[RECORDS FOR PROCESSING]
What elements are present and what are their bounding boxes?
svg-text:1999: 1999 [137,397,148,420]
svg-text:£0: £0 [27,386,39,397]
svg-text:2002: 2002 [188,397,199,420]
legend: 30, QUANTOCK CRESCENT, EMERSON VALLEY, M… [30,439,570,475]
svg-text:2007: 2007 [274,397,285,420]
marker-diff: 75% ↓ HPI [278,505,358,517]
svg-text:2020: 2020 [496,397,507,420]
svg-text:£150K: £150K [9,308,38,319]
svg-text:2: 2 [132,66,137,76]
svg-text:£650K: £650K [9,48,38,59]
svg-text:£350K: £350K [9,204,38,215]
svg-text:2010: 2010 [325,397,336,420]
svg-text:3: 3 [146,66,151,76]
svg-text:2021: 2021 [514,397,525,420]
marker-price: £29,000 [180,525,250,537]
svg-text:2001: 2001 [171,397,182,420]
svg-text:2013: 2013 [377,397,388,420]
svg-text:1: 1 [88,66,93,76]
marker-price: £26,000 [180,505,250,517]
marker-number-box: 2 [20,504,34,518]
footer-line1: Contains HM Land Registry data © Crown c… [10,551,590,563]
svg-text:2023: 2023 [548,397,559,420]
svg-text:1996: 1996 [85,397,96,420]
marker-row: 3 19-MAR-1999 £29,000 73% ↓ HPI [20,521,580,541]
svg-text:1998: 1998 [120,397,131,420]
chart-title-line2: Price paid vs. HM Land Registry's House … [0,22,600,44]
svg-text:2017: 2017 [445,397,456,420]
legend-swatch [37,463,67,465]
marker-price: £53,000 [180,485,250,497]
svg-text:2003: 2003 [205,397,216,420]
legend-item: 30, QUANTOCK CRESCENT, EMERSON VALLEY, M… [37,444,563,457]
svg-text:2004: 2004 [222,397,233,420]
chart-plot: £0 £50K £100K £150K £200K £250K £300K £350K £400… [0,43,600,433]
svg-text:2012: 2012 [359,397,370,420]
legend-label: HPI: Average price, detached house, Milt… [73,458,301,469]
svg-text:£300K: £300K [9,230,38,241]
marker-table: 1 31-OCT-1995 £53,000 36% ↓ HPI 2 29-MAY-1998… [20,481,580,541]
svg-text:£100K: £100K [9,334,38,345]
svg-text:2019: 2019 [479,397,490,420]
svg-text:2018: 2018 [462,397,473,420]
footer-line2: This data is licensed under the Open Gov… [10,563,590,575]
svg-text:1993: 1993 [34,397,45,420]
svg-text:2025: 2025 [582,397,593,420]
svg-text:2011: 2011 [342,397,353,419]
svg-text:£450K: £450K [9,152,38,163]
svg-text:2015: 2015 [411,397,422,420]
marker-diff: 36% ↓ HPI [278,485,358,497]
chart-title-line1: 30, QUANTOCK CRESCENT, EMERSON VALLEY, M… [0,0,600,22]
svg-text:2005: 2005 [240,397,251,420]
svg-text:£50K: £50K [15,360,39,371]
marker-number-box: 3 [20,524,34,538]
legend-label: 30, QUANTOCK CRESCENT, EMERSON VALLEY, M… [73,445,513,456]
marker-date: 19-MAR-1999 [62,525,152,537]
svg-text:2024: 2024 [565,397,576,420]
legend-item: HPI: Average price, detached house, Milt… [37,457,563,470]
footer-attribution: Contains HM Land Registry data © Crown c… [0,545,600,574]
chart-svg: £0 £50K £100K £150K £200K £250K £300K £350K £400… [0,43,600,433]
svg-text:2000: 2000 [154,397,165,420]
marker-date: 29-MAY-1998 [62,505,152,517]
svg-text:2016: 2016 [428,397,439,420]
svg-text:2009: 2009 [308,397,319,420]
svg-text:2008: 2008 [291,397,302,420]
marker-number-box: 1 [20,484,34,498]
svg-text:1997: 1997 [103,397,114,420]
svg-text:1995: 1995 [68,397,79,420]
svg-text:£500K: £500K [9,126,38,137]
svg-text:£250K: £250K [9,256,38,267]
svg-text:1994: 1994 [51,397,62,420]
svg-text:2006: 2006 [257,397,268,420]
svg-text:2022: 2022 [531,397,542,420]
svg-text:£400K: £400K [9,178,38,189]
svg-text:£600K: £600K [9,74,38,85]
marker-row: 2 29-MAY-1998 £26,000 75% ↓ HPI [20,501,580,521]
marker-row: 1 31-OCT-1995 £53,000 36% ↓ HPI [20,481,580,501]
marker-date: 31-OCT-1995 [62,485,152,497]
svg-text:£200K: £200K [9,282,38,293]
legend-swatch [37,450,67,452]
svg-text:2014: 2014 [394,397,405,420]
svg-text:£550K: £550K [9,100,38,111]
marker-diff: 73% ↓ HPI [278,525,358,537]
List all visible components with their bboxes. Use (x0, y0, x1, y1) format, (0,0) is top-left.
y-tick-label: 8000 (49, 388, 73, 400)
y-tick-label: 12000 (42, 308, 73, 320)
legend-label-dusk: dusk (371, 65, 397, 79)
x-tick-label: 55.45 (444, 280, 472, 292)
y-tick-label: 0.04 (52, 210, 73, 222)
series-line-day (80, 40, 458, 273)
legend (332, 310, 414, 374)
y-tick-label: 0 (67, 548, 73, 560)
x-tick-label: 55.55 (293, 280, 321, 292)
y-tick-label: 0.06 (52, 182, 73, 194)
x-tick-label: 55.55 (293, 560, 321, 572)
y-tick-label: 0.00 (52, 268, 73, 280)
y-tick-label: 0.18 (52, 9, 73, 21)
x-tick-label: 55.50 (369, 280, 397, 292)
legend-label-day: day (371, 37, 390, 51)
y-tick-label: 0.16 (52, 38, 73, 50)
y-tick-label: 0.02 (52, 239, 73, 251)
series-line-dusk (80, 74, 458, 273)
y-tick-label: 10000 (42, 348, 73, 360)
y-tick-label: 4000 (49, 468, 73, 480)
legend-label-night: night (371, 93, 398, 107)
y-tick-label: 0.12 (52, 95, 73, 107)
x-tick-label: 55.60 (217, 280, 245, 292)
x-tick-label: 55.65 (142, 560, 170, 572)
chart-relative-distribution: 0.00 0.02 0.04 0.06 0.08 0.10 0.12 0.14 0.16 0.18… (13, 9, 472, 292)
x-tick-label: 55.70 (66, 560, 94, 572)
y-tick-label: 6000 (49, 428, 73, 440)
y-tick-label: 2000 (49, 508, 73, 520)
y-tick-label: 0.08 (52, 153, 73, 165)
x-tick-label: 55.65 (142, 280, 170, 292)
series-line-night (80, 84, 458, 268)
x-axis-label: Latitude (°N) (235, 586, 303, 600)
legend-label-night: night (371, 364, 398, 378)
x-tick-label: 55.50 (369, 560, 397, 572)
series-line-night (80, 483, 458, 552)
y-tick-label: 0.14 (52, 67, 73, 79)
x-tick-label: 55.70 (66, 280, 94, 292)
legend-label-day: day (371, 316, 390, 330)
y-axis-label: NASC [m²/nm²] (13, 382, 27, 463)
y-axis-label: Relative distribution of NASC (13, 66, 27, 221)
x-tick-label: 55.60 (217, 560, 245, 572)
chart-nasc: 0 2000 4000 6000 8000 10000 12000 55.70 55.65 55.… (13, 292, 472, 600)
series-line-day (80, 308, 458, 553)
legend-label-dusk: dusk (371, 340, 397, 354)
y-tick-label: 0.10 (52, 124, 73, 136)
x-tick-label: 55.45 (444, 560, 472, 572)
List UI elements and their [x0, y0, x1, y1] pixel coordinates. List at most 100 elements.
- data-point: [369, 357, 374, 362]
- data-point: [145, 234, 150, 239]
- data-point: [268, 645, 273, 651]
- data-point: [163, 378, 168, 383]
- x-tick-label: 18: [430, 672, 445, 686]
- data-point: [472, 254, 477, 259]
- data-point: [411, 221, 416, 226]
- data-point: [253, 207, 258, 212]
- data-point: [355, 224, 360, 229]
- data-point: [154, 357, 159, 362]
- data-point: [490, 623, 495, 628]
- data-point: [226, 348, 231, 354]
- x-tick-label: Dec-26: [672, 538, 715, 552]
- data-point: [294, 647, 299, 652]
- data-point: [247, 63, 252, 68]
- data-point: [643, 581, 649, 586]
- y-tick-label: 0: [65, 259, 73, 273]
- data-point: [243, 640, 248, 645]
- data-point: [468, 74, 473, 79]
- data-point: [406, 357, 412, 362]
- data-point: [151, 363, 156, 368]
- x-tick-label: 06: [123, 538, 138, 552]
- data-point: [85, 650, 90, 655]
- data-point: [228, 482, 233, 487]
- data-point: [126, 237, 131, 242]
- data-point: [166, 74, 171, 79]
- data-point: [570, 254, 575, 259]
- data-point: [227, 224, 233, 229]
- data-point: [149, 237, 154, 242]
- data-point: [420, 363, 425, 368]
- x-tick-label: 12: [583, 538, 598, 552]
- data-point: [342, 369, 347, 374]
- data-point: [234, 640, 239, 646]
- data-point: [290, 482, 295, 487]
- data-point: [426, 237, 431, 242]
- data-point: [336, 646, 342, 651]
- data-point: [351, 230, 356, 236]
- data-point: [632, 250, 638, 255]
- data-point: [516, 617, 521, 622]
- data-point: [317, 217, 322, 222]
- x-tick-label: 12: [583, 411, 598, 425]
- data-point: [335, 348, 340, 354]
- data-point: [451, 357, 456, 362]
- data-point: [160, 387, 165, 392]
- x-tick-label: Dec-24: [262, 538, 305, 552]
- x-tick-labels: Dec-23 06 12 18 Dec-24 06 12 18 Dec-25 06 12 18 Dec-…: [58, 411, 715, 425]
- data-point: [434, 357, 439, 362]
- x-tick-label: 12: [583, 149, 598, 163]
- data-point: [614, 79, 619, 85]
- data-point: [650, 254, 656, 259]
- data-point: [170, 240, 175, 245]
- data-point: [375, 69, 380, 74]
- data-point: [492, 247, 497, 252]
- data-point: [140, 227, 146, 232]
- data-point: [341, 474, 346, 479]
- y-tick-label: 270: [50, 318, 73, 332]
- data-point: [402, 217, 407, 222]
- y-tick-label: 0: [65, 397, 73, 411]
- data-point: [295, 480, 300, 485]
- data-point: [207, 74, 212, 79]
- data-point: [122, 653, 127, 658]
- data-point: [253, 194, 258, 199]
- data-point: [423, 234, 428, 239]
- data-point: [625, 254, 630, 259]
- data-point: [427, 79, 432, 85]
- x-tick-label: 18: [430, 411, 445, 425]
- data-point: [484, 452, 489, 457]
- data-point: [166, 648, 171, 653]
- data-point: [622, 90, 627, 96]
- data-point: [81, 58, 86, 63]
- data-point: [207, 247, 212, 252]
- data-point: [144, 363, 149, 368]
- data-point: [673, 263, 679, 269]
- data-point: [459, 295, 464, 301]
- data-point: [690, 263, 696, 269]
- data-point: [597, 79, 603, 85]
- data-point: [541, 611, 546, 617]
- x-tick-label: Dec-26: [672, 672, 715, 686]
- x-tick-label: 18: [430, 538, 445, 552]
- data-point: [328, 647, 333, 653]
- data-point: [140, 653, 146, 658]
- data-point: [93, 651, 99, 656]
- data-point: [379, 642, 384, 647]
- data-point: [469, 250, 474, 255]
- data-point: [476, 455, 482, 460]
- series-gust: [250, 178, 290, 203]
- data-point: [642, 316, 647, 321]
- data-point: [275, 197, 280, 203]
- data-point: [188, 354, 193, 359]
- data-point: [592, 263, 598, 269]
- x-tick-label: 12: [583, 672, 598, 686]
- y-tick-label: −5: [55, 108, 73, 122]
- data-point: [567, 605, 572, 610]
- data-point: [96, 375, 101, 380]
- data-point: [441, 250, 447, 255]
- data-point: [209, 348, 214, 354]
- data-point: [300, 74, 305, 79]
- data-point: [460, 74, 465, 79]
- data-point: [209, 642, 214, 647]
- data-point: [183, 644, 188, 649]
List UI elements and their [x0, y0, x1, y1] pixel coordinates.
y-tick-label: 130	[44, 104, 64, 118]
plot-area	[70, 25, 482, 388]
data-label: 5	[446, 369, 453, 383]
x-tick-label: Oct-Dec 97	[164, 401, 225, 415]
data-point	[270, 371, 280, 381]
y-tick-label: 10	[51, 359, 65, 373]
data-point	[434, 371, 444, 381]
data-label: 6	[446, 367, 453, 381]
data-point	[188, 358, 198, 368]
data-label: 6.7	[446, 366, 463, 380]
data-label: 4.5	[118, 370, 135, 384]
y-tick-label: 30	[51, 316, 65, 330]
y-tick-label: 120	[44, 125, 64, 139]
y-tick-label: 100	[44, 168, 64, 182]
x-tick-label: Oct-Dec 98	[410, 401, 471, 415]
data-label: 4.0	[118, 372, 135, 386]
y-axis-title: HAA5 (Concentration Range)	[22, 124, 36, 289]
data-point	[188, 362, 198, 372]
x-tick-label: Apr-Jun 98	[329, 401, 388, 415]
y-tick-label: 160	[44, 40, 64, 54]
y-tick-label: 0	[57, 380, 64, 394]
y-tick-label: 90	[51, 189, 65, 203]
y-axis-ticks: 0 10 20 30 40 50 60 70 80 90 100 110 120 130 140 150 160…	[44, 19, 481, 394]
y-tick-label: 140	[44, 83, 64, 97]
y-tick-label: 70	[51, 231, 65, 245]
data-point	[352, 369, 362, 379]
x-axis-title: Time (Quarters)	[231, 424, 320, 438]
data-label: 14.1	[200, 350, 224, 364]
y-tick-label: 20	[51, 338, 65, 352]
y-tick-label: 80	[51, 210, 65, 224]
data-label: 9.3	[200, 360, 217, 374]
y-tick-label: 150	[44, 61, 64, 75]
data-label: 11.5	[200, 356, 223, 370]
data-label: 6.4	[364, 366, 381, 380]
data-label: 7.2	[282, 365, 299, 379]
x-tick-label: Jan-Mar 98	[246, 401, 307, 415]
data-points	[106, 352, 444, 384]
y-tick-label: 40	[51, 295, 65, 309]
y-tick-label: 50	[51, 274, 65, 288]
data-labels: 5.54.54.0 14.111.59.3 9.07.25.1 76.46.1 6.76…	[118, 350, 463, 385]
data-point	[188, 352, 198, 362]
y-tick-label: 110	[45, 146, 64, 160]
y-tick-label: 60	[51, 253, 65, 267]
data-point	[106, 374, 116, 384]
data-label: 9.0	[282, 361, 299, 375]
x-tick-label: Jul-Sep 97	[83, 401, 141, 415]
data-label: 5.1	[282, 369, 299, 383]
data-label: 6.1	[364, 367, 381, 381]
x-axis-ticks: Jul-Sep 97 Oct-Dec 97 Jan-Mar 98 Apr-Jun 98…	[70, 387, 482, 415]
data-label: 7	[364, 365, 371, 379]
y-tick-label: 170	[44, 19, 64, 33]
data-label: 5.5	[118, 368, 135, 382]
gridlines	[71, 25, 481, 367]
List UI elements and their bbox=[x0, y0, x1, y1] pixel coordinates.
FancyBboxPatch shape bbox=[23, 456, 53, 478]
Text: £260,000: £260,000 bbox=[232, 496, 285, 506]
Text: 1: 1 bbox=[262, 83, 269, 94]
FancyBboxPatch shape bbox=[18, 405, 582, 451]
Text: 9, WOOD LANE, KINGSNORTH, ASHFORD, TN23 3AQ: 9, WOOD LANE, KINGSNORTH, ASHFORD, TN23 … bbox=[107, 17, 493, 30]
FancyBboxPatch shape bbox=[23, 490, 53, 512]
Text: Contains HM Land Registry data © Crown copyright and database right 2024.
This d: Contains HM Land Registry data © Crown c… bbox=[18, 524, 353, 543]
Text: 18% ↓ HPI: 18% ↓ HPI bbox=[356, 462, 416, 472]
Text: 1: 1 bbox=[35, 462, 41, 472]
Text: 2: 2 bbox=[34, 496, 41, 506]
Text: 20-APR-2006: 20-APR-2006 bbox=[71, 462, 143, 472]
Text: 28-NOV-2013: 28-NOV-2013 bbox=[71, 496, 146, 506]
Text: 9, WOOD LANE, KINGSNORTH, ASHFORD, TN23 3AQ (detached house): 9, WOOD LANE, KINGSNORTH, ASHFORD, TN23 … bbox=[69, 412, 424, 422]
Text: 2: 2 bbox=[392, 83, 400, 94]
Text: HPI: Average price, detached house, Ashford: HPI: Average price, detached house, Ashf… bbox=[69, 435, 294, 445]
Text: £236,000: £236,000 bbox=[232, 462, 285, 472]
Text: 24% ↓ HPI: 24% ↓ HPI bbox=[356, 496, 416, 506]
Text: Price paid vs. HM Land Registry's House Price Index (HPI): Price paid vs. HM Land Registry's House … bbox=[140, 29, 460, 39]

[AIM] Reproduce the listing from its first line through the line with "marker-diff: 75% ↓ HPI [278,505,358,517]", swapping "QUANTOCK CRESCENT" for "QUANTOCK CLOSE" and leaving everything else unchanged.

[SOLUTION]
What elements are present and what are their bounding boxes?
svg-text:1999: 1999 [137,397,148,420]
svg-text:£0: £0 [27,386,39,397]
svg-text:2002: 2002 [188,397,199,420]
legend: 30, QUANTOCK CLOSE, EMERSON VALLEY, M… [30,439,570,475]
svg-text:2007: 2007 [274,397,285,420]
marker-diff: 75% ↓ HPI [278,505,358,517]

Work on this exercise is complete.